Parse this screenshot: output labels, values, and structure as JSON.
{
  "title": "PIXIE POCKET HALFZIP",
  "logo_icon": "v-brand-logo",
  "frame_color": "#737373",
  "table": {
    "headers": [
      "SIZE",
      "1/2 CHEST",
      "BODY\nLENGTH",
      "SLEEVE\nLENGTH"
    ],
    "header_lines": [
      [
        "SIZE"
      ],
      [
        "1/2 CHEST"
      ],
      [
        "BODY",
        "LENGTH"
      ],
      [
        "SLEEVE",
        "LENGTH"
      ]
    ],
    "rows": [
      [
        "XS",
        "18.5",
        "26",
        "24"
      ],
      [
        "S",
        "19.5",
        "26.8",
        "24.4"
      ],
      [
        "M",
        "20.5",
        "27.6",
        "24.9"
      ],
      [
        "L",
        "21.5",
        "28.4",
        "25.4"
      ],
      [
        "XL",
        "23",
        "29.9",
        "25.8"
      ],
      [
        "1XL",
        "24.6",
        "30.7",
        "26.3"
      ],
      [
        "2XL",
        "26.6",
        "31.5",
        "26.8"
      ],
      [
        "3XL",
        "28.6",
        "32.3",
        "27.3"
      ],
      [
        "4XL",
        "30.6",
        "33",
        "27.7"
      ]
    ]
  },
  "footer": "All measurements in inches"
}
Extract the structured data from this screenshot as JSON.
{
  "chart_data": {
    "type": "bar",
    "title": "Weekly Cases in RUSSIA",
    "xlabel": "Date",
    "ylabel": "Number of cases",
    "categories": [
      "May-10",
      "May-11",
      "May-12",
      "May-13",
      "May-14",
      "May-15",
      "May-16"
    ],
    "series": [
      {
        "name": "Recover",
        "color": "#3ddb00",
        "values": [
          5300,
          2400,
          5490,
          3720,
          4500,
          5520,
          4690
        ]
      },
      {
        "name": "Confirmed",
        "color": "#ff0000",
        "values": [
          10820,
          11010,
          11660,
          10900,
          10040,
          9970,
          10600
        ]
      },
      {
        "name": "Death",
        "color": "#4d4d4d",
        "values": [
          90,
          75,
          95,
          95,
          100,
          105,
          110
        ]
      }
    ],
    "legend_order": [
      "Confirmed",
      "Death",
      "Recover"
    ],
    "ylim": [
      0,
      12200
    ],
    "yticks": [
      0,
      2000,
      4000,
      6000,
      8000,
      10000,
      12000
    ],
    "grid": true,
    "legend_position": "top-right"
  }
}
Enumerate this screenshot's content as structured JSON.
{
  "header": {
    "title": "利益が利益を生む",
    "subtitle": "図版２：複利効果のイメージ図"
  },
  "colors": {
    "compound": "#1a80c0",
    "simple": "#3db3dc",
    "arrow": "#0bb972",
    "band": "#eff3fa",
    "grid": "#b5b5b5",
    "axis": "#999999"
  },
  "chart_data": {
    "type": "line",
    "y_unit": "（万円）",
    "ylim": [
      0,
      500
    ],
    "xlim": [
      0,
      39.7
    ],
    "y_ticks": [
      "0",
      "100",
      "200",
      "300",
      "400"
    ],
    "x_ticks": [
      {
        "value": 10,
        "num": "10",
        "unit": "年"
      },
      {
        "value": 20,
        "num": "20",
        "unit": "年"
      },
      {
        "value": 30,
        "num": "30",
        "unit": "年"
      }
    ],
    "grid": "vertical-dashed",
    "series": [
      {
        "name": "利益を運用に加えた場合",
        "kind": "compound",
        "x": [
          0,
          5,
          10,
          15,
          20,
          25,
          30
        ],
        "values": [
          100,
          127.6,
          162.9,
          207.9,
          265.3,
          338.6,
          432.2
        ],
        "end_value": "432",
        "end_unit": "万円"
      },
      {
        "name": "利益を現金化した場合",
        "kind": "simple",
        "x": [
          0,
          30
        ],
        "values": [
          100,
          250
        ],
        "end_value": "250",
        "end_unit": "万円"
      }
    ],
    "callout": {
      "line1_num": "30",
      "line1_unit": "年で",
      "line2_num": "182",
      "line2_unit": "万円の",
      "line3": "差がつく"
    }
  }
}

===============

Copy all lines from the listing that contain "name".

        "name": "Recover",
        "name": "Confirmed",
        "name": "Death",
        "name": "利益を運用に加えた場合",
        "name": "利益を現金化した場合",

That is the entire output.